╭──

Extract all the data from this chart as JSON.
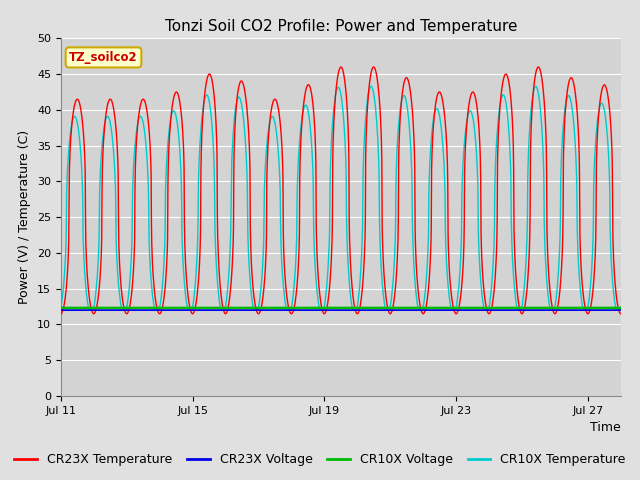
{
  "title": "Tonzi Soil CO2 Profile: Power and Temperature",
  "ylabel": "Power (V) / Temperature (C)",
  "xlabel": "Time",
  "site_label": "TZ_soilco2",
  "ylim": [
    0,
    50
  ],
  "yticks": [
    0,
    5,
    10,
    15,
    20,
    25,
    30,
    35,
    40,
    45,
    50
  ],
  "xtick_labels": [
    "Jul 11",
    "Jul 15",
    "Jul 19",
    "Jul 23",
    "Jul 27"
  ],
  "xtick_positions": [
    0,
    4,
    8,
    12,
    16
  ],
  "cr23x_temp_color": "#FF0000",
  "cr23x_volt_color": "#0000EE",
  "cr10x_volt_color": "#00BB00",
  "cr10x_temp_color": "#00CCCC",
  "cr23x_volt_value": 12.0,
  "cr10x_volt_value": 12.3,
  "background_color": "#E0E0E0",
  "plot_bg_color": "#D3D3D3",
  "grid_color": "#FFFFFF",
  "title_fontsize": 11,
  "label_fontsize": 9,
  "tick_fontsize": 8,
  "legend_fontsize": 9,
  "total_days": 17,
  "points_per_day": 96,
  "base_min": 11.5,
  "cr23x_amp_base": 30,
  "cr10x_amp_base": 28,
  "cr10x_phase_lead": 0.08
}
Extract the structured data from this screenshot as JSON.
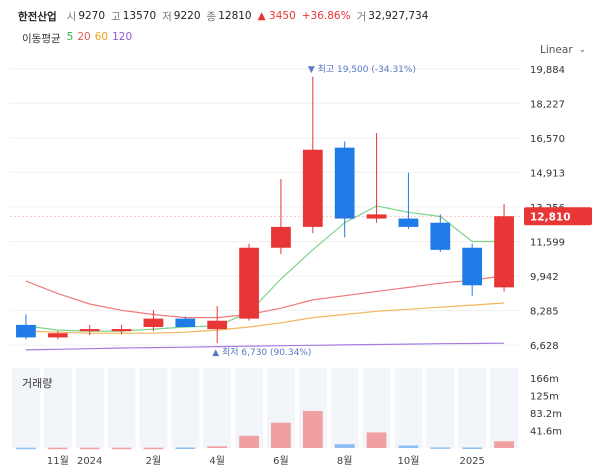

╰──

• [What to work on]:
Copy all the records above exactly, but leave out the pictures.

• [Response to this task]:
Extract all the data from this chart as JSON.
{
  "title": "Tonzi Soil CO2 Profile: Power and Temperature",
  "ylabel": "Power (V) / Temperature (C)",
  "xlabel": "Time",
  "site_label": "TZ_soilco2",
  "ylim": [
    0,
    50
  ],
  "yticks": [
    0,
    5,
    10,
    15,
    20,
    25,
    30,
    35,
    40,
    45,
    50
  ],
  "xtick_labels": [
    "Jul 11",
    "Jul 15",
    "Jul 19",
    "Jul 23",
    "Jul 27"
  ],
  "xtick_positions": [
    0,
    4,
    8,
    12,
    16
  ],
  "cr23x_temp_color": "#FF0000",
  "cr23x_volt_color": "#0000EE",
  "cr10x_volt_color": "#00BB00",
  "cr10x_temp_color": "#00CCCC",
  "cr23x_volt_value": 12.0,
  "cr10x_volt_value": 12.3,
  "background_color": "#E0E0E0",
  "plot_bg_color": "#D3D3D3",
  "grid_color": "#FFFFFF",
  "title_fontsize": 11,
  "label_fontsize": 9,
  "tick_fontsize": 8,
  "legend_fontsize": 9,
  "total_days": 17,
  "points_per_day": 96,
  "base_min": 11.5,
  "cr23x_amp_base": 30,
  "cr10x_amp_base": 28,
  "cr10x_phase_lead": 0.08
}
Extract the structured data from this screenshot as JSON.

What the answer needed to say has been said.